AIM OF THE TASK :: Repeat the lines between the one holding "Give bounding boxes" and the one holding "nav-resume[interactable]: RESUME: [0, 427, 190, 485]", both included, word for word, and omit the pictures from your answer.

(Annotated element listings)
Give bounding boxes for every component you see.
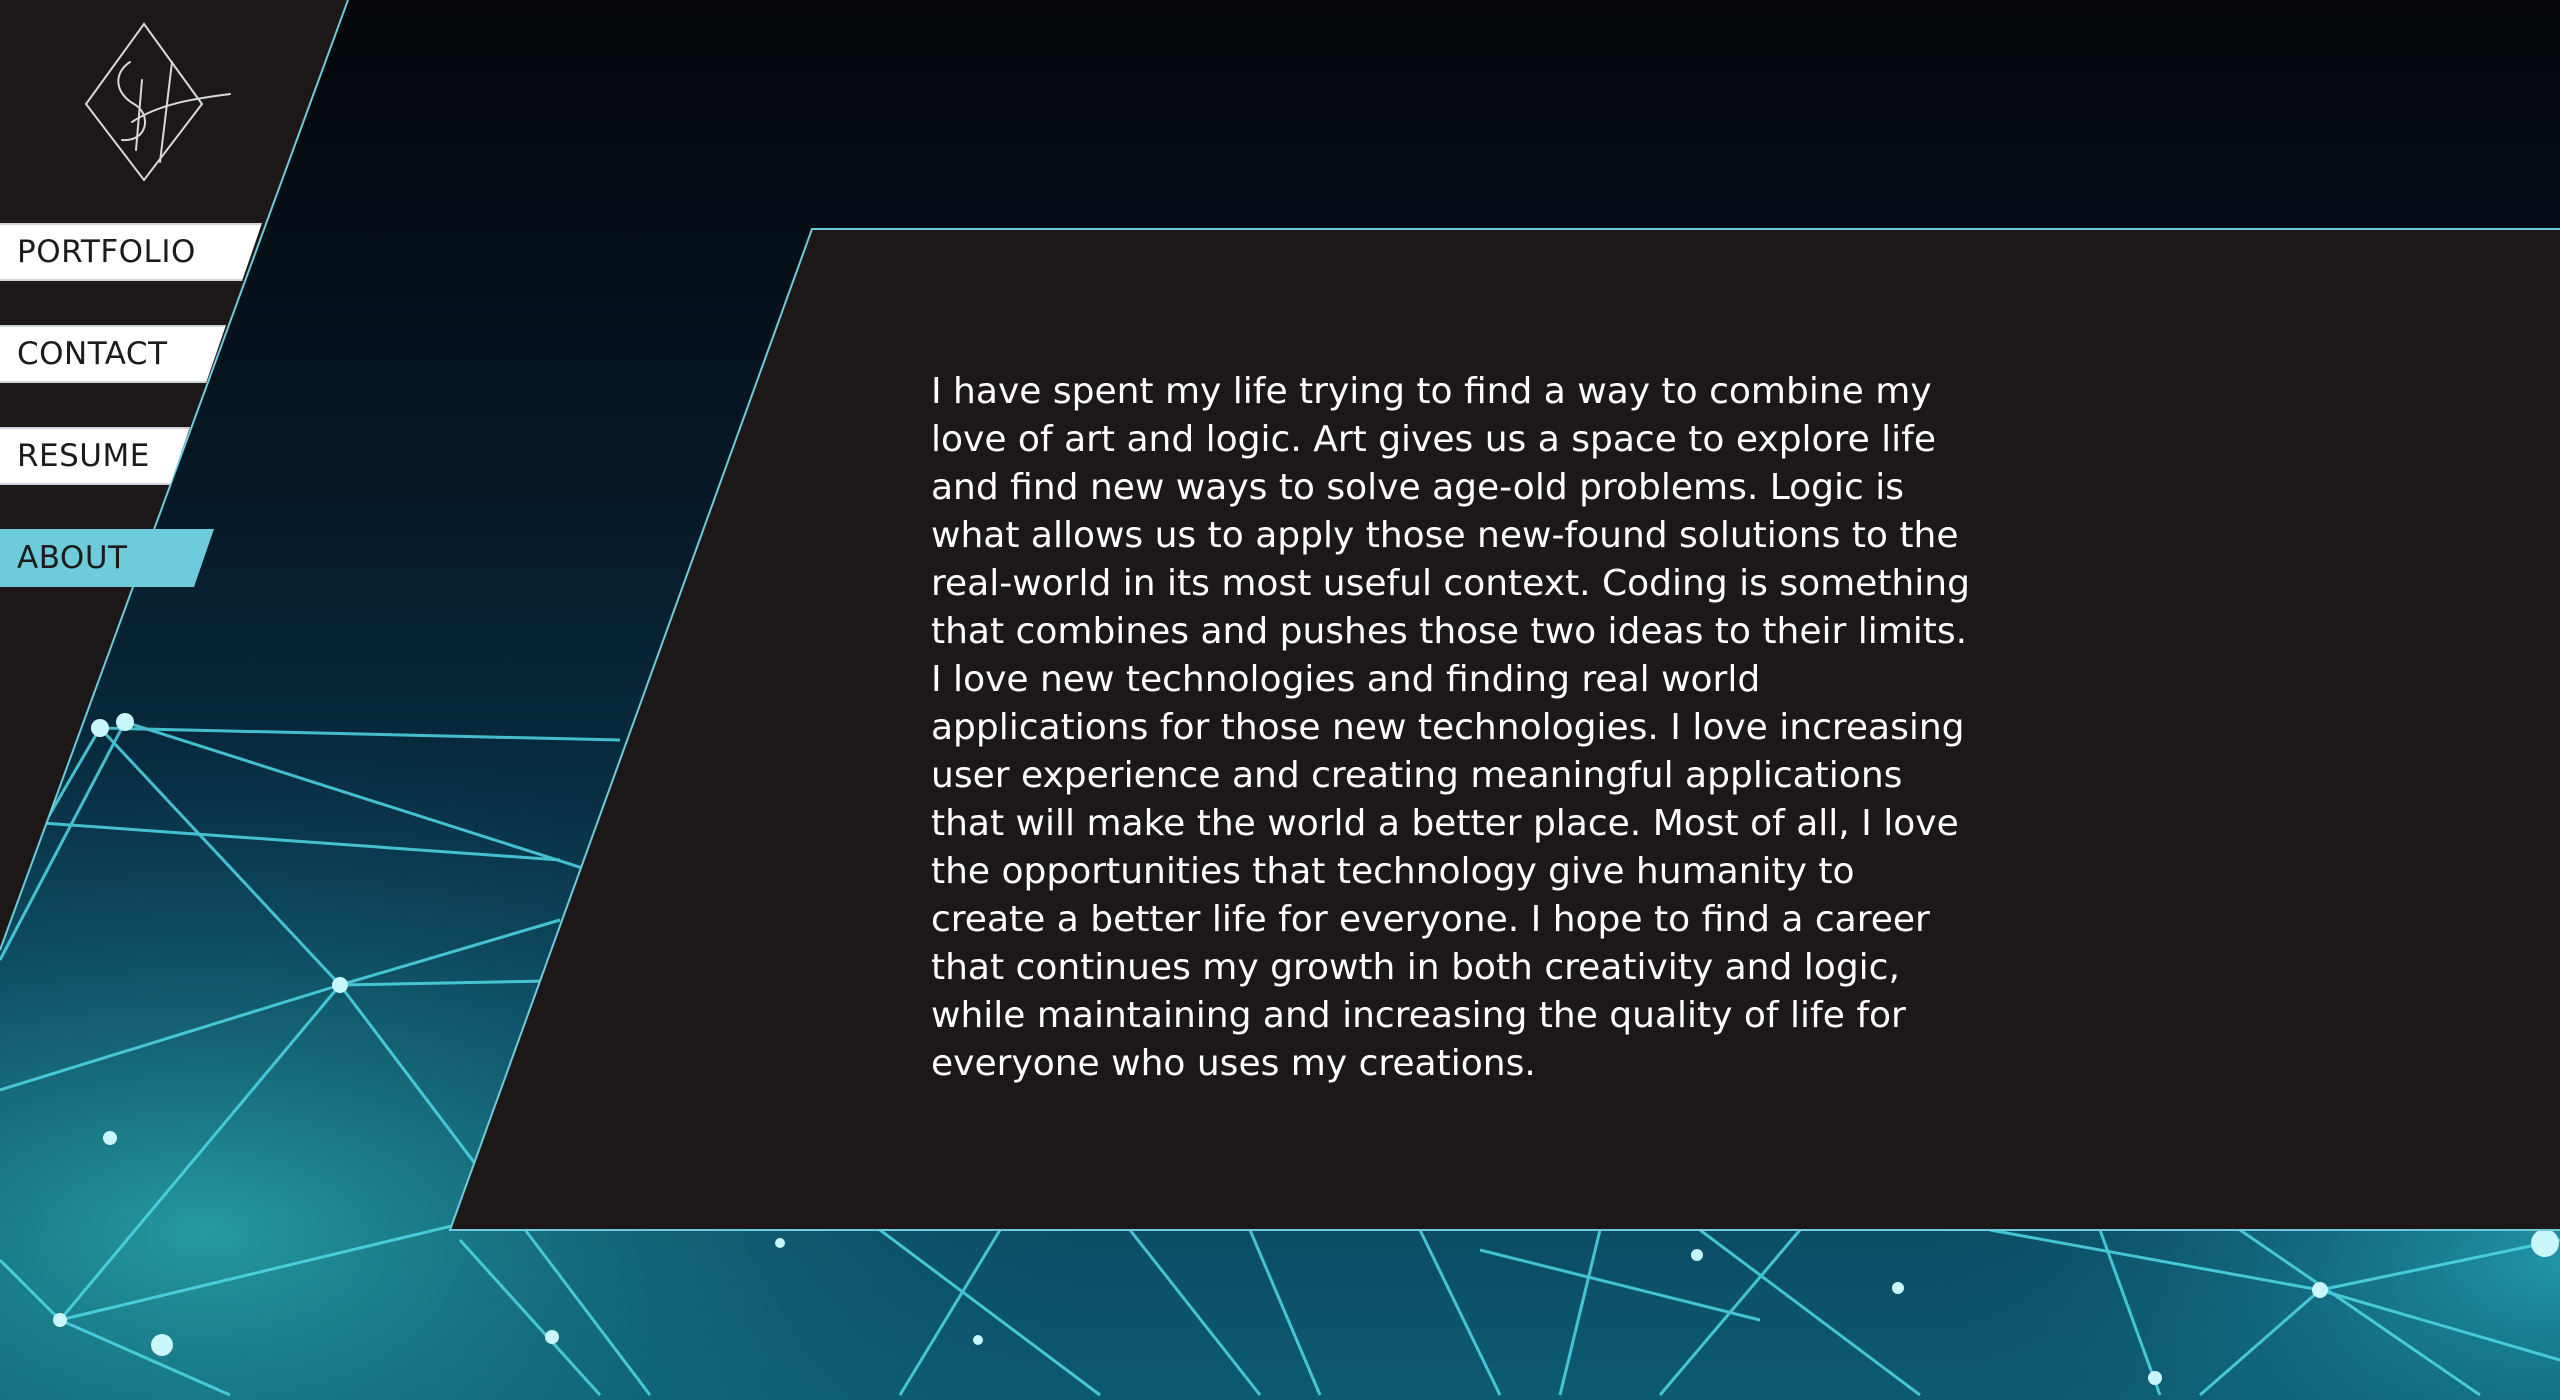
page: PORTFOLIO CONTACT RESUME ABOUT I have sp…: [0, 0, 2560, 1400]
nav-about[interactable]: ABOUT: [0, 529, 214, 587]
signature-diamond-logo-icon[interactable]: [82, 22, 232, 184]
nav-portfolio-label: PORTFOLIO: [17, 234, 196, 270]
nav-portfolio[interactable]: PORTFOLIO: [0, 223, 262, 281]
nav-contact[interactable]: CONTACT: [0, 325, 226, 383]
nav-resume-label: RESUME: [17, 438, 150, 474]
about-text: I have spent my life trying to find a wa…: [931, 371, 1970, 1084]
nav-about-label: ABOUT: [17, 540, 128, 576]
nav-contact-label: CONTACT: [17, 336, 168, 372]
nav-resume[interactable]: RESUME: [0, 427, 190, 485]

==

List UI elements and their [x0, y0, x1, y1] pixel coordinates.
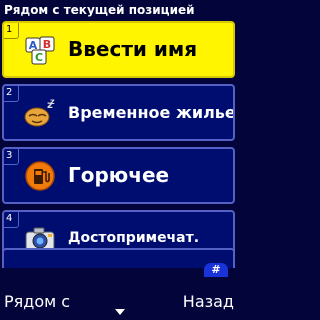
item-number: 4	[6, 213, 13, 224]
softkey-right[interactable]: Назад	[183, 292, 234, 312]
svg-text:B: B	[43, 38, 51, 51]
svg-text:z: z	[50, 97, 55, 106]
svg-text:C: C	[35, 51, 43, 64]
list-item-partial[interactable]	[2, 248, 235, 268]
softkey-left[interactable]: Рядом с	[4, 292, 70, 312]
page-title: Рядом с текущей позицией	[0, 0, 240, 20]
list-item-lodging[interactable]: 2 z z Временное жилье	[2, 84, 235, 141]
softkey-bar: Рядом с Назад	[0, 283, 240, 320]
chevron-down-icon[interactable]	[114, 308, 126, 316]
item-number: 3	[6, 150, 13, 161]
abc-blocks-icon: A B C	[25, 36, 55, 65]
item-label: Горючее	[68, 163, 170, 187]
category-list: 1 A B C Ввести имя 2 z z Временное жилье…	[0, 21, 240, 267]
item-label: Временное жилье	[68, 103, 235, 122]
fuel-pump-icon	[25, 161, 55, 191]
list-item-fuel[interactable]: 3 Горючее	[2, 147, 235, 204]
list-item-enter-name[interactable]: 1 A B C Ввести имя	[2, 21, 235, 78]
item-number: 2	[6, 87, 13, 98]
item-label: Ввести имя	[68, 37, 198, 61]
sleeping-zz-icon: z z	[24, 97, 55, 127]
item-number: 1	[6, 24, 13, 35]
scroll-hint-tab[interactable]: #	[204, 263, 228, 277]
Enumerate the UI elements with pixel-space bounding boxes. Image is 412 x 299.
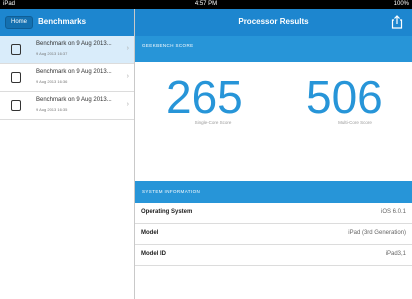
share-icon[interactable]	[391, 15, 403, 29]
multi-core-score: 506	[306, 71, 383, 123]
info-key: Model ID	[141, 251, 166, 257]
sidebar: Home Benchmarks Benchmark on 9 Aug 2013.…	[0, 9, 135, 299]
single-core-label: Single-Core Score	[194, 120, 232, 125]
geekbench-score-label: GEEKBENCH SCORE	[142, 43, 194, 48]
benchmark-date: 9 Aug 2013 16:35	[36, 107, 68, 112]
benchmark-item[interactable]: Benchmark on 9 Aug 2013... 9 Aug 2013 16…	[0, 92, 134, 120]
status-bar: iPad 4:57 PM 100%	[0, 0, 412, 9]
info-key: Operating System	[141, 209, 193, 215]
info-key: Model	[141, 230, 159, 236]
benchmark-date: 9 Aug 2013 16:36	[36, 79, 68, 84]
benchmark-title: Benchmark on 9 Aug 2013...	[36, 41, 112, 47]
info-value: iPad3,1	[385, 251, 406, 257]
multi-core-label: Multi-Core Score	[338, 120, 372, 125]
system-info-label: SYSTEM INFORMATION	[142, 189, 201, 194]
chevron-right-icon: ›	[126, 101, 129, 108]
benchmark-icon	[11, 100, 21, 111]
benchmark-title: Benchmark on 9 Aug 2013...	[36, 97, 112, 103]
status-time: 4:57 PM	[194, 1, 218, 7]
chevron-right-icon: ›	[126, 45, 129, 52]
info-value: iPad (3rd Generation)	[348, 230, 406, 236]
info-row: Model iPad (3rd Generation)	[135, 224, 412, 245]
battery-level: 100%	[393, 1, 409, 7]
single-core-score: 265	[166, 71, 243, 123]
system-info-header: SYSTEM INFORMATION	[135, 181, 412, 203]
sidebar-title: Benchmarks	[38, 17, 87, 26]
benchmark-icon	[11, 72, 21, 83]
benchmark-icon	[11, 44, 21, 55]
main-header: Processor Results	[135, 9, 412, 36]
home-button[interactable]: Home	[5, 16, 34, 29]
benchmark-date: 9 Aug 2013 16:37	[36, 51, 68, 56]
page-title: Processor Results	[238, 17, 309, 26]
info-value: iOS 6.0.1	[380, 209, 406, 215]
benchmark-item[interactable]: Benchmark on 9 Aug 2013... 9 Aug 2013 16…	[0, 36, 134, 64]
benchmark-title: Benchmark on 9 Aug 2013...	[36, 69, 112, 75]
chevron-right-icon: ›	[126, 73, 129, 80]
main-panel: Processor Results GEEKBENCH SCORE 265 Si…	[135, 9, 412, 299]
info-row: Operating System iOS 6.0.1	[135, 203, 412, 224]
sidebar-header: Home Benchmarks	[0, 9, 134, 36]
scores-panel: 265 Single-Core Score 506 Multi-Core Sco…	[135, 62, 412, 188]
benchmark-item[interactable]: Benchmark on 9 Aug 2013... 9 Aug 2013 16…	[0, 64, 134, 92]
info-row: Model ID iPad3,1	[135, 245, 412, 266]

* * *

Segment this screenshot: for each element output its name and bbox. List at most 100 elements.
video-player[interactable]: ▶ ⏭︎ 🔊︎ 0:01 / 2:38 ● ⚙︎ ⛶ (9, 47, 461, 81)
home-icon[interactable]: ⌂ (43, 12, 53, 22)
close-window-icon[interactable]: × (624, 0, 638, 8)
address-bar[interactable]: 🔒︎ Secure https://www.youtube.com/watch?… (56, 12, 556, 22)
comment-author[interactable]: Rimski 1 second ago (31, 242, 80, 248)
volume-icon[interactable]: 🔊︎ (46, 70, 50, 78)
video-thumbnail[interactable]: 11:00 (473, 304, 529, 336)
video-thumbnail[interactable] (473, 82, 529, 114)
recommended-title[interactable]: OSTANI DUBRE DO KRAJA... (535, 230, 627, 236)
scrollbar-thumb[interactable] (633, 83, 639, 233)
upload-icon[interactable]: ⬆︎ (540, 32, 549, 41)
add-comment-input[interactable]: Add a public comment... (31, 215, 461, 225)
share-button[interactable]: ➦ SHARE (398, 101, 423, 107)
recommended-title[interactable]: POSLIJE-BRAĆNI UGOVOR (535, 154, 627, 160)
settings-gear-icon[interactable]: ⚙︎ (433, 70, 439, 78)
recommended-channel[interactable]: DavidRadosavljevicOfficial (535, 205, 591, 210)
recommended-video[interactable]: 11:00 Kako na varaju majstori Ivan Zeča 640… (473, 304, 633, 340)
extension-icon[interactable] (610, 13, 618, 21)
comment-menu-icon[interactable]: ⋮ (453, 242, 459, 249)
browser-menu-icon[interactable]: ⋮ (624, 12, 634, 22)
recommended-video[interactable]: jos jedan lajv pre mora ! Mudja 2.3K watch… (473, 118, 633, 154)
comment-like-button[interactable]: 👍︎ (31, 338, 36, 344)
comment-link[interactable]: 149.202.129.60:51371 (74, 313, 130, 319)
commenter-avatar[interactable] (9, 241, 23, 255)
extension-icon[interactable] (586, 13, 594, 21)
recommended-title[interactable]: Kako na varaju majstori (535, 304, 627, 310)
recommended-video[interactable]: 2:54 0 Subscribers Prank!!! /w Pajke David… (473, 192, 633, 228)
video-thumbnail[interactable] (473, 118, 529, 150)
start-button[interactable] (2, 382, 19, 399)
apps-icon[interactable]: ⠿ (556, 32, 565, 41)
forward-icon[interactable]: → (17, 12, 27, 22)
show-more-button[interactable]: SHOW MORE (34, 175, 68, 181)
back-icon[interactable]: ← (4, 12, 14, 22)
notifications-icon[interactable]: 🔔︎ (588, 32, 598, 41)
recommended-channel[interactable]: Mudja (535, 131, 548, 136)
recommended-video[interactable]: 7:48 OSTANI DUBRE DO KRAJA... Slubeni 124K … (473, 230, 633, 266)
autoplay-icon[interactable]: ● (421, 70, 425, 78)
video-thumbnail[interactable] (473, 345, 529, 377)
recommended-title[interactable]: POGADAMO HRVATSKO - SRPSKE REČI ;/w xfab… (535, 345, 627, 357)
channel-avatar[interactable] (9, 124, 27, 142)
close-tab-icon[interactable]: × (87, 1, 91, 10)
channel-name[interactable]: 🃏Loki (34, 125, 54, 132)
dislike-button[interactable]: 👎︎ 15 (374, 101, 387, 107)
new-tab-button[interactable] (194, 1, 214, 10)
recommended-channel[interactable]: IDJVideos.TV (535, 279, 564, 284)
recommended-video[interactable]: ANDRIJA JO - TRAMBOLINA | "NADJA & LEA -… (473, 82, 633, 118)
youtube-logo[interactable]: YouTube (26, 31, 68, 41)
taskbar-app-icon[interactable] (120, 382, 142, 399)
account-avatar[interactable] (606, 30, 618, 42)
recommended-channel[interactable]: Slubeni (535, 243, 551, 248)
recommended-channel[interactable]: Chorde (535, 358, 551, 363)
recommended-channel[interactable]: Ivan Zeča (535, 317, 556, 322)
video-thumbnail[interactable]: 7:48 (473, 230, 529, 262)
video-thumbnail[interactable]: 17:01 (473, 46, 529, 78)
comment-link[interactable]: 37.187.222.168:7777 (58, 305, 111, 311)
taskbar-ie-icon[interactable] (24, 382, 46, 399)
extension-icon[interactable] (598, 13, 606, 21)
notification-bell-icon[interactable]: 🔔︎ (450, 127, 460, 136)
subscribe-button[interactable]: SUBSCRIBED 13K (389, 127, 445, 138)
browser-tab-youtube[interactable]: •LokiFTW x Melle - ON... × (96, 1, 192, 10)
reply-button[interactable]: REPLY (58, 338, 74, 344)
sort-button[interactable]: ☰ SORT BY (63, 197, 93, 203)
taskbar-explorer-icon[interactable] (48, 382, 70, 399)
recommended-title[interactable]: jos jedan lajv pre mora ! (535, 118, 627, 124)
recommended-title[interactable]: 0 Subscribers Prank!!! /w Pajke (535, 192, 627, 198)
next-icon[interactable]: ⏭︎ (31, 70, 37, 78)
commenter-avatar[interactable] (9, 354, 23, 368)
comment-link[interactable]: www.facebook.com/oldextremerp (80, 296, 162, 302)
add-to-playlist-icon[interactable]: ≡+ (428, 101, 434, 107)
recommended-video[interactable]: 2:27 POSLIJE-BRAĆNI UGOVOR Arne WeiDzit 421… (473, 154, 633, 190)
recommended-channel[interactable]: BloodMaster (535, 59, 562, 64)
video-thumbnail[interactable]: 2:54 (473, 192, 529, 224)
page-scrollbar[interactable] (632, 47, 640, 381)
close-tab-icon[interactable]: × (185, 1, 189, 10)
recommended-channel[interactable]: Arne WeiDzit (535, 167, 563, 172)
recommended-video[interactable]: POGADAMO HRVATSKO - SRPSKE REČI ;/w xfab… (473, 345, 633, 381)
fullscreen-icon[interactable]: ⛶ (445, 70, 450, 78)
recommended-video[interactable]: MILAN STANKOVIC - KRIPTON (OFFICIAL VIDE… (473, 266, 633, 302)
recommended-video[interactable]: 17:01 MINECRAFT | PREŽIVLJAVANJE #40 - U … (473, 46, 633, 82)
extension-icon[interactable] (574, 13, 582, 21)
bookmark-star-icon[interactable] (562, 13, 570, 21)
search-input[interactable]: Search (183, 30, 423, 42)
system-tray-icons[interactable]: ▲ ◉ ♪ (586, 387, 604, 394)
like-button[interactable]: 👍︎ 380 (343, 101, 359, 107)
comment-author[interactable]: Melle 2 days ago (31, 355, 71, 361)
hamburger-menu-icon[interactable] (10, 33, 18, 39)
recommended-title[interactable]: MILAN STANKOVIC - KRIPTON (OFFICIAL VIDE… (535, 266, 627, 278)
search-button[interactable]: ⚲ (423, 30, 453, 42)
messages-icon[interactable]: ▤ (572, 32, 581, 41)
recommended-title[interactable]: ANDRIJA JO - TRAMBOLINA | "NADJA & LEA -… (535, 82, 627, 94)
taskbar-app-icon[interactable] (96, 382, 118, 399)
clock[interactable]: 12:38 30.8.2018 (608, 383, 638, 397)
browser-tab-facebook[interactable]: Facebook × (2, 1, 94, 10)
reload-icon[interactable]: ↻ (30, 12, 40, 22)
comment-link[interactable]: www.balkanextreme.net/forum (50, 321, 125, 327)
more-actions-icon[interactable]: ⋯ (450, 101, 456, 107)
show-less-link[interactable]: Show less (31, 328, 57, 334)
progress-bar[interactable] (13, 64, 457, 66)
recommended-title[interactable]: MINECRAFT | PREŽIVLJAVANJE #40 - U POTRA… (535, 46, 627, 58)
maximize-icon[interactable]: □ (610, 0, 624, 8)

EXERCISE OUTPUT ::
Give bounding boxes for every component you see.
page: PORTFOLIO CONTACT RESUME ABOUT I have sp…: [0, 0, 2560, 1400]
nav-about[interactable]: ABOUT: [0, 529, 214, 587]
signature-diamond-logo-icon[interactable]: [82, 22, 232, 184]
nav-portfolio-label: PORTFOLIO: [17, 234, 196, 270]
nav-portfolio[interactable]: PORTFOLIO: [0, 223, 262, 281]
nav-contact[interactable]: CONTACT: [0, 325, 226, 383]
nav-resume-label: RESUME: [17, 438, 150, 474]
about-text: I have spent my life trying to find a wa…: [931, 371, 1970, 1084]
nav-about-label: ABOUT: [17, 540, 128, 576]
nav-contact-label: CONTACT: [17, 336, 168, 372]
nav-resume[interactable]: RESUME: [0, 427, 190, 485]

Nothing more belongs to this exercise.